##### Records for the task

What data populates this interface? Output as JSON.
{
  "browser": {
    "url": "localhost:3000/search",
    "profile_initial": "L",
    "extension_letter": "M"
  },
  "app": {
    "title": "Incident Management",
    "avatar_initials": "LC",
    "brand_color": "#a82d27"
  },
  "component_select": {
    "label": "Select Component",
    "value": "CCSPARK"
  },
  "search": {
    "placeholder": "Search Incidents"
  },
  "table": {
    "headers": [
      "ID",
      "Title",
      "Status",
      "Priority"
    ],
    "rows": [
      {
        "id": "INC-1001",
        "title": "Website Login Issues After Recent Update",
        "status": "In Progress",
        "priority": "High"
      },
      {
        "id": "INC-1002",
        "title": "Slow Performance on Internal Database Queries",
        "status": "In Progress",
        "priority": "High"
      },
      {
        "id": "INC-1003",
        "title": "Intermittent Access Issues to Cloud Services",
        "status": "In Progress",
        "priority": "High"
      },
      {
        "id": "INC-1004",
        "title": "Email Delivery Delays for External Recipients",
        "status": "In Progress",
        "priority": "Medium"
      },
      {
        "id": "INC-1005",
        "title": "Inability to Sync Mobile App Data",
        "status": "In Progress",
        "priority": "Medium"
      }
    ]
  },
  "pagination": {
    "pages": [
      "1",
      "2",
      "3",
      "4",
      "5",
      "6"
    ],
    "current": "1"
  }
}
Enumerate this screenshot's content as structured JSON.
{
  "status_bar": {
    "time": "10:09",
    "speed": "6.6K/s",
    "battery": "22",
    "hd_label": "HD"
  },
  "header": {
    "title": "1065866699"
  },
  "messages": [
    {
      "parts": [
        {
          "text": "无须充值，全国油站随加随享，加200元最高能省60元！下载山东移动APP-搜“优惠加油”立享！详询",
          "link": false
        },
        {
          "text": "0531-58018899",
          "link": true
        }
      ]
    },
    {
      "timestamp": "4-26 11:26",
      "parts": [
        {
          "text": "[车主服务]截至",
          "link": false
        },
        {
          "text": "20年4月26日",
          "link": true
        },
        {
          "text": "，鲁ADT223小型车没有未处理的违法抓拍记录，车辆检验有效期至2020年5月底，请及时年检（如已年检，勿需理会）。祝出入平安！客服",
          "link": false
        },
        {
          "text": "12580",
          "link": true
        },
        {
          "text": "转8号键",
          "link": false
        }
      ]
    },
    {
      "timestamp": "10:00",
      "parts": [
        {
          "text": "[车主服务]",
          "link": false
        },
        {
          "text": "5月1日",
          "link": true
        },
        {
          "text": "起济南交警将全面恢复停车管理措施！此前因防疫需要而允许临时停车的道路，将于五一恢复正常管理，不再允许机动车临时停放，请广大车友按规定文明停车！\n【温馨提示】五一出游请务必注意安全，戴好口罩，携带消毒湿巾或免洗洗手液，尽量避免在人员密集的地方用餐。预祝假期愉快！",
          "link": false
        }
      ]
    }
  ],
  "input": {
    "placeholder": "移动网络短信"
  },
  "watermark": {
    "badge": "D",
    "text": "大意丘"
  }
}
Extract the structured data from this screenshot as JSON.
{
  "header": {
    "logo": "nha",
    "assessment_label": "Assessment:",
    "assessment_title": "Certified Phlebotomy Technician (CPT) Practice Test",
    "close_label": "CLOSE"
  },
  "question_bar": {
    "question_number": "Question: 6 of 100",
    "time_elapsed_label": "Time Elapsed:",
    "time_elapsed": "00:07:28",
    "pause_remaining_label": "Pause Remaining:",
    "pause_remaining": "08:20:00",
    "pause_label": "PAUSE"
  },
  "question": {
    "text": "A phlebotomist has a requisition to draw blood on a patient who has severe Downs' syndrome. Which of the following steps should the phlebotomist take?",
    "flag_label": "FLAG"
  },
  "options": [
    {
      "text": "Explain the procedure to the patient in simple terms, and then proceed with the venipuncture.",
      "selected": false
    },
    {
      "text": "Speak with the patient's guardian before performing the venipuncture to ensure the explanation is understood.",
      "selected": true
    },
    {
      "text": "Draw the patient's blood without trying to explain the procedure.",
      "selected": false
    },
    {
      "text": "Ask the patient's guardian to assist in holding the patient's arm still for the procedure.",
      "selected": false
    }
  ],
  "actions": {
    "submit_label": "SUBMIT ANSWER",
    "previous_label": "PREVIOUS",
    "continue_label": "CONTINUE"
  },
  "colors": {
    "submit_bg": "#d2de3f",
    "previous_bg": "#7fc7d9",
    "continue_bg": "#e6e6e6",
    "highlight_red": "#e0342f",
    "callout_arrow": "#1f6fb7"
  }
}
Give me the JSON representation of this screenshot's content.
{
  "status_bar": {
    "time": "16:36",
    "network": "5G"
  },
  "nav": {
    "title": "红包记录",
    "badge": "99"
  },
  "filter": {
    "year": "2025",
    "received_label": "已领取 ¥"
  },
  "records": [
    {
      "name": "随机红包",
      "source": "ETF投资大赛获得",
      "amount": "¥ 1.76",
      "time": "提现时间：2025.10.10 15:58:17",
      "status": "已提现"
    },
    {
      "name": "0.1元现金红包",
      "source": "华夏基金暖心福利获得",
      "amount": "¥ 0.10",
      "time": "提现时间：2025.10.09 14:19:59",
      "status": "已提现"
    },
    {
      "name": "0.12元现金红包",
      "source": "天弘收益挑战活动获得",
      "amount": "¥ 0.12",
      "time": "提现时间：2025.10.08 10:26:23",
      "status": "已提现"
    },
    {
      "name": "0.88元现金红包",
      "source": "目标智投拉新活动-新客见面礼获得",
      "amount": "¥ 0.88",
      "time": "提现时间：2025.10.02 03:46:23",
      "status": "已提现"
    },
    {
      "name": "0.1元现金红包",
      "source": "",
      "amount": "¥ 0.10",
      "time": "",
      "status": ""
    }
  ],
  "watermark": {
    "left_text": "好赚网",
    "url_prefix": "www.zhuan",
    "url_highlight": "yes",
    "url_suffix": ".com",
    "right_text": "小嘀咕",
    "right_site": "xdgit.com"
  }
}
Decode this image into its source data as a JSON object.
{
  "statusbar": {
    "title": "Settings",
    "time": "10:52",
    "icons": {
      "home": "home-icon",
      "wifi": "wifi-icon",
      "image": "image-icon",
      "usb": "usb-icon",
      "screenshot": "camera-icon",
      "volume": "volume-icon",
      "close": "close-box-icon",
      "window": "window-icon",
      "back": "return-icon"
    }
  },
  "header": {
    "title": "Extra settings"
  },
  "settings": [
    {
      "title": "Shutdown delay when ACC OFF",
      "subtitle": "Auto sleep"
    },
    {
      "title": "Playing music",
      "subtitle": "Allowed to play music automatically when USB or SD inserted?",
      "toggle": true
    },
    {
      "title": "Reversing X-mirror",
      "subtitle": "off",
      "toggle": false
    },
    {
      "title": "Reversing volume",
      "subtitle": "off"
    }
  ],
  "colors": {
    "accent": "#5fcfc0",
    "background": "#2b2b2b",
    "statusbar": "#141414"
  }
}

##########

> Prompt: Where a line of the records above holds the word "when", copy that line.

> Written solution:
      "title": "Shutdown delay when ACC OFF",
      "subtitle": "Allowed to play music automatically when USB or SD inserted?",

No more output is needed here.